> WORK INSTRUCTIONS: Leave out the pictures and transcribe everything else exactly.

Chart and figure data:

····················

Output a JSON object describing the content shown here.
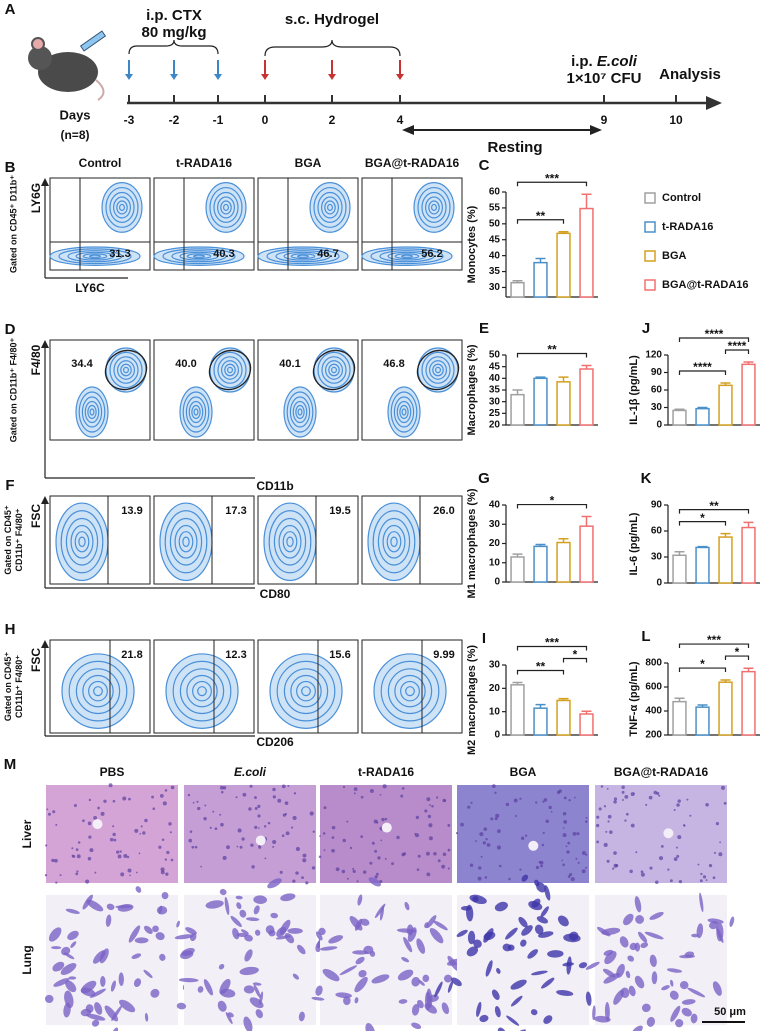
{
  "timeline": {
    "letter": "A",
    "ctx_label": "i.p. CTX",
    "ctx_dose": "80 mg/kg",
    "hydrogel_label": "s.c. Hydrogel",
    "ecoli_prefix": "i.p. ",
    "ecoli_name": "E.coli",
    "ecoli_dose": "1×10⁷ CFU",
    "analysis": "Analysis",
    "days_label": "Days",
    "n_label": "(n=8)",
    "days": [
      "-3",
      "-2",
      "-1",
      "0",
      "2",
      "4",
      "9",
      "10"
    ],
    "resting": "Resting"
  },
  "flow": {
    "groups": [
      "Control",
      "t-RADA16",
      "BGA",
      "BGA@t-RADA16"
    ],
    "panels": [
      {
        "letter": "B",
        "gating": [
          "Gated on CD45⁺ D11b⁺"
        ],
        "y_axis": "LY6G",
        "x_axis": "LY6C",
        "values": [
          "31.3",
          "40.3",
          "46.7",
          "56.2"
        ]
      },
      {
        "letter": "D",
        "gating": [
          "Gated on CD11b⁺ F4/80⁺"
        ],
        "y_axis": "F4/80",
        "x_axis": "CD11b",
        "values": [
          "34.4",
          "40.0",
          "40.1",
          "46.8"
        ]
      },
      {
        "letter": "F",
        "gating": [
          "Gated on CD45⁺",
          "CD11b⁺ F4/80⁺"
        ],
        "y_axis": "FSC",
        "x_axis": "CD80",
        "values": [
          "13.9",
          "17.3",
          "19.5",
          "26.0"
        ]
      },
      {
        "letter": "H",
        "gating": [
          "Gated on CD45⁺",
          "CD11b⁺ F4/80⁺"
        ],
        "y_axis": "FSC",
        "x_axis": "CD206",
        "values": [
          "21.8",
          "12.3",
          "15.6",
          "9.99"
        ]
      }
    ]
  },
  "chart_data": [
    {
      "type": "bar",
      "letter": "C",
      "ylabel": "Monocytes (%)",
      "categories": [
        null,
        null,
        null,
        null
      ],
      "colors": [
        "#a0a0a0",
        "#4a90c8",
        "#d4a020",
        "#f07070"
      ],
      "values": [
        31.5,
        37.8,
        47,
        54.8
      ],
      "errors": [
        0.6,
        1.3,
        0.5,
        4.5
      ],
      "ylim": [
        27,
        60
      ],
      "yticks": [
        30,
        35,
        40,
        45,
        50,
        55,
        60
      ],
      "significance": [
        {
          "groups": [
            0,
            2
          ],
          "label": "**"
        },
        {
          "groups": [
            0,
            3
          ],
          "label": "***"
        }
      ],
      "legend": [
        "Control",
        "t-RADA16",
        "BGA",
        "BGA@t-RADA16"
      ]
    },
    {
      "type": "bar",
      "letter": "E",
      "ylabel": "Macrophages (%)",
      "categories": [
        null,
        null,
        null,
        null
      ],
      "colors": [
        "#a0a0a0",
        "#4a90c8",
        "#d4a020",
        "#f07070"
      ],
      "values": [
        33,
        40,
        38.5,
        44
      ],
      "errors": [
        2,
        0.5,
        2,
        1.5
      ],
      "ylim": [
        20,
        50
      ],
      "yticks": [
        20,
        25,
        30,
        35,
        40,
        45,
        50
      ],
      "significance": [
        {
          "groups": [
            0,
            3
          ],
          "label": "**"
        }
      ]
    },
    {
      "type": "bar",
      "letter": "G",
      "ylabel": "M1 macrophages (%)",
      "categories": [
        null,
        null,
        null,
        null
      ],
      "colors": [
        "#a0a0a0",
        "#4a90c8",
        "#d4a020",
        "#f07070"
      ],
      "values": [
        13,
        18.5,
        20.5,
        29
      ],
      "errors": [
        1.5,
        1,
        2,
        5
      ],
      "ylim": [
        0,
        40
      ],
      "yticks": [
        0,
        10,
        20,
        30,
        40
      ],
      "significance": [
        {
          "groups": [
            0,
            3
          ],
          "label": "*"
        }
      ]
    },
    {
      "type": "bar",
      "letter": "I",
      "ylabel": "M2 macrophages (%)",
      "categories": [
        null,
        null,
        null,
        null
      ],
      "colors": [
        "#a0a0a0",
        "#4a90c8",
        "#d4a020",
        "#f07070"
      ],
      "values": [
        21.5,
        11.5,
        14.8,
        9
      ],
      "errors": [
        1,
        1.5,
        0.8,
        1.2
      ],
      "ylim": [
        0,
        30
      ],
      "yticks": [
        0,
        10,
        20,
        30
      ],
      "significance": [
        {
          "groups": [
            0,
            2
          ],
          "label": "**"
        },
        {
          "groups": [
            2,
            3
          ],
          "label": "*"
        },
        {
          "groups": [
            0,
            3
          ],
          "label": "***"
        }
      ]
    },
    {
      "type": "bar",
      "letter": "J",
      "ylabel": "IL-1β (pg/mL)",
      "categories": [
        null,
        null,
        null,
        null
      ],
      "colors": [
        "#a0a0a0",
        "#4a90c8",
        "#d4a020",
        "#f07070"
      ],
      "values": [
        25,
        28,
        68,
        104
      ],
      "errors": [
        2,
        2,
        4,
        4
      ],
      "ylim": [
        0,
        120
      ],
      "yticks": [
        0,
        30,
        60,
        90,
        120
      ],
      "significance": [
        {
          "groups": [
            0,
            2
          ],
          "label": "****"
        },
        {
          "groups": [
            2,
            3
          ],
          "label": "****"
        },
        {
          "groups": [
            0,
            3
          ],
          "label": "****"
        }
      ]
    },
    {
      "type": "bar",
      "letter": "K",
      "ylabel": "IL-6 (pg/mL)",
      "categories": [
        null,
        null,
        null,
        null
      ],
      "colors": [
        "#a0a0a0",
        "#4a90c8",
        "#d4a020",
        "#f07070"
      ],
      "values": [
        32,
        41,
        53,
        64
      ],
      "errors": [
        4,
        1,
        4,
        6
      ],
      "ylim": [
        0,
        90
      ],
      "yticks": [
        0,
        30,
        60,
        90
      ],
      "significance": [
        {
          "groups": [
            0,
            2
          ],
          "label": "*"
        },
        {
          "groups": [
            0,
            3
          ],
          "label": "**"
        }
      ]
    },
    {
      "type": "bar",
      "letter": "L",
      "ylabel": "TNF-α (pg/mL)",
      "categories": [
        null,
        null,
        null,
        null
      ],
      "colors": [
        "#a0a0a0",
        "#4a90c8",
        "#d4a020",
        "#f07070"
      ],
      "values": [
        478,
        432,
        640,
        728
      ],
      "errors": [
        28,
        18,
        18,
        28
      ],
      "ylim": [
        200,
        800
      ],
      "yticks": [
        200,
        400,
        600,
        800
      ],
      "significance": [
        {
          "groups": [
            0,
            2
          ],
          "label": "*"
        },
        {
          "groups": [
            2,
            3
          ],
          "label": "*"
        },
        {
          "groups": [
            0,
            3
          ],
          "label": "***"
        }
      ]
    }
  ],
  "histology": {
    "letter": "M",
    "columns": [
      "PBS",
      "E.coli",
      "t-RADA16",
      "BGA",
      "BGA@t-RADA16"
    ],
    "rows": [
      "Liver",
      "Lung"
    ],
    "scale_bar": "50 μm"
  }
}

····················

> THE COMPLETED TASK:
Output a JSON object describing the content shown here.
{
  "timeline": {
    "letter": "A",
    "ctx_label": "i.p. CTX",
    "ctx_dose": "80 mg/kg",
    "hydrogel_label": "s.c. Hydrogel",
    "ecoli_prefix": "i.p. ",
    "ecoli_name": "E.coli",
    "ecoli_dose": "1×10⁷ CFU",
    "analysis": "Analysis",
    "days_label": "Days",
    "n_label": "(n=8)",
    "days": [
      "-3",
      "-2",
      "-1",
      "0",
      "2",
      "4",
      "9",
      "10"
    ],
    "resting": "Resting"
  },
  "flow": {
    "groups": [
      "Control",
      "t-RADA16",
      "BGA",
      "BGA@t-RADA16"
    ],
    "panels": [
      {
        "letter": "B",
        "gating": [
          "Gated on CD45⁺ D11b⁺"
        ],
        "y_axis": "LY6G",
        "x_axis": "LY6C",
        "values": [
          "31.3",
          "40.3",
          "46.7",
          "56.2"
        ]
      },
      {
        "letter": "D",
        "gating": [
          "Gated on CD11b⁺ F4/80⁺"
        ],
        "y_axis": "F4/80",
        "x_axis": "CD11b",
        "values": [
          "34.4",
          "40.0",
          "40.1",
          "46.8"
        ]
      },
      {
        "letter": "F",
        "gating": [
          "Gated on CD45⁺",
          "CD11b⁺ F4/80⁺"
        ],
        "y_axis": "FSC",
        "x_axis": "CD80",
        "values": [
          "13.9",
          "17.3",
          "19.5",
          "26.0"
        ]
      },
      {
        "letter": "H",
        "gating": [
          "Gated on CD45⁺",
          "CD11b⁺ F4/80⁺"
        ],
        "y_axis": "FSC",
        "x_axis": "CD206",
        "values": [
          "21.8",
          "12.3",
          "15.6",
          "9.99"
        ]
      }
    ]
  },
  "chart_data": [
    {
      "type": "bar",
      "letter": "C",
      "ylabel": "Monocytes (%)",
      "categories": [
        null,
        null,
        null,
        null
      ],
      "colors": [
        "#a0a0a0",
        "#4a90c8",
        "#d4a020",
        "#f07070"
      ],
      "values": [
        31.5,
        37.8,
        47,
        54.8
      ],
      "errors": [
        0.6,
        1.3,
        0.5,
        4.5
      ],
      "ylim": [
        27,
        60
      ],
      "yticks": [
        30,
        35,
        40,
        45,
        50,
        55,
        60
      ],
      "significance": [
        {
          "groups": [
            0,
            2
          ],
          "label": "**"
        },
        {
          "groups": [
            0,
            3
          ],
          "label": "***"
        }
      ],
      "legend": [
        "Control",
        "t-RADA16",
        "BGA",
        "BGA@t-RADA16"
      ]
    },
    {
      "type": "bar",
      "letter": "E",
      "ylabel": "Macrophages (%)",
      "categories": [
        null,
        null,
        null,
        null
      ],
      "colors": [
        "#a0a0a0",
        "#4a90c8",
        "#d4a020",
        "#f07070"
      ],
      "values": [
        33,
        40,
        38.5,
        44
      ],
      "errors": [
        2,
        0.5,
        2,
        1.5
      ],
      "ylim": [
        20,
        50
      ],
      "yticks": [
        20,
        25,
        30,
        35,
        40,
        45,
        50
      ],
      "significance": [
        {
          "groups": [
            0,
            3
          ],
          "label": "**"
        }
      ]
    },
    {
      "type": "bar",
      "letter": "G",
      "ylabel": "M1 macrophages (%)",
      "categories": [
        null,
        null,
        null,
        null
      ],
      "colors": [
        "#a0a0a0",
        "#4a90c8",
        "#d4a020",
        "#f07070"
      ],
      "values": [
        13,
        18.5,
        20.5,
        29
      ],
      "errors": [
        1.5,
        1,
        2,
        5
      ],
      "ylim": [
        0,
        40
      ],
      "yticks": [
        0,
        10,
        20,
        30,
        40
      ],
      "significance": [
        {
          "groups": [
            0,
            3
          ],
          "label": "*"
        }
      ]
    },
    {
      "type": "bar",
      "letter": "I",
      "ylabel": "M2 macrophages (%)",
      "categories": [
        null,
        null,
        null,
        null
      ],
      "colors": [
        "#a0a0a0",
        "#4a90c8",
        "#d4a020",
        "#f07070"
      ],
      "values": [
        21.5,
        11.5,
        14.8,
        9
      ],
      "errors": [
        1,
        1.5,
        0.8,
        1.2
      ],
      "ylim": [
        0,
        30
      ],
      "yticks": [
        0,
        10,
        20,
        30
      ],
      "significance": [
        {
          "groups": [
            0,
            2
          ],
          "label": "**"
        },
        {
          "groups": [
            2,
            3
          ],
          "label": "*"
        },
        {
          "groups": [
            0,
            3
          ],
          "label": "***"
        }
      ]
    },
    {
      "type": "bar",
      "letter": "J",
      "ylabel": "IL-1β (pg/mL)",
      "categories": [
        null,
        null,
        null,
        null
      ],
      "colors": [
        "#a0a0a0",
        "#4a90c8",
        "#d4a020",
        "#f07070"
      ],
      "values": [
        25,
        28,
        68,
        104
      ],
      "errors": [
        2,
        2,
        4,
        4
      ],
      "ylim": [
        0,
        120
      ],
      "yticks": [
        0,
        30,
        60,
        90,
        120
      ],
      "significance": [
        {
          "groups": [
            0,
            2
          ],
          "label": "****"
        },
        {
          "groups": [
            2,
            3
          ],
          "label": "****"
        },
        {
          "groups": [
            0,
            3
          ],
          "label": "****"
        }
      ]
    },
    {
      "type": "bar",
      "letter": "K",
      "ylabel": "IL-6 (pg/mL)",
      "categories": [
        null,
        null,
        null,
        null
      ],
      "colors": [
        "#a0a0a0",
        "#4a90c8",
        "#d4a020",
        "#f07070"
      ],
      "values": [
        32,
        41,
        53,
        64
      ],
      "errors": [
        4,
        1,
        4,
        6
      ],
      "ylim": [
        0,
        90
      ],
      "yticks": [
        0,
        30,
        60,
        90
      ],
      "significance": [
        {
          "groups": [
            0,
            2
          ],
          "label": "*"
        },
        {
          "groups": [
            0,
            3
          ],
          "label": "**"
        }
      ]
    },
    {
      "type": "bar",
      "letter": "L",
      "ylabel": "TNF-α (pg/mL)",
      "categories": [
        null,
        null,
        null,
        null
      ],
      "colors": [
        "#a0a0a0",
        "#4a90c8",
        "#d4a020",
        "#f07070"
      ],
      "values": [
        478,
        432,
        640,
        728
      ],
      "errors": [
        28,
        18,
        18,
        28
      ],
      "ylim": [
        200,
        800
      ],
      "yticks": [
        200,
        400,
        600,
        800
      ],
      "significance": [
        {
          "groups": [
            0,
            2
          ],
          "label": "*"
        },
        {
          "groups": [
            2,
            3
          ],
          "label": "*"
        },
        {
          "groups": [
            0,
            3
          ],
          "label": "***"
        }
      ]
    }
  ],
  "histology": {
    "letter": "M",
    "columns": [
      "PBS",
      "E.coli",
      "t-RADA16",
      "BGA",
      "BGA@t-RADA16"
    ],
    "rows": [
      "Liver",
      "Lung"
    ],
    "scale_bar": "50 μm"
  }
}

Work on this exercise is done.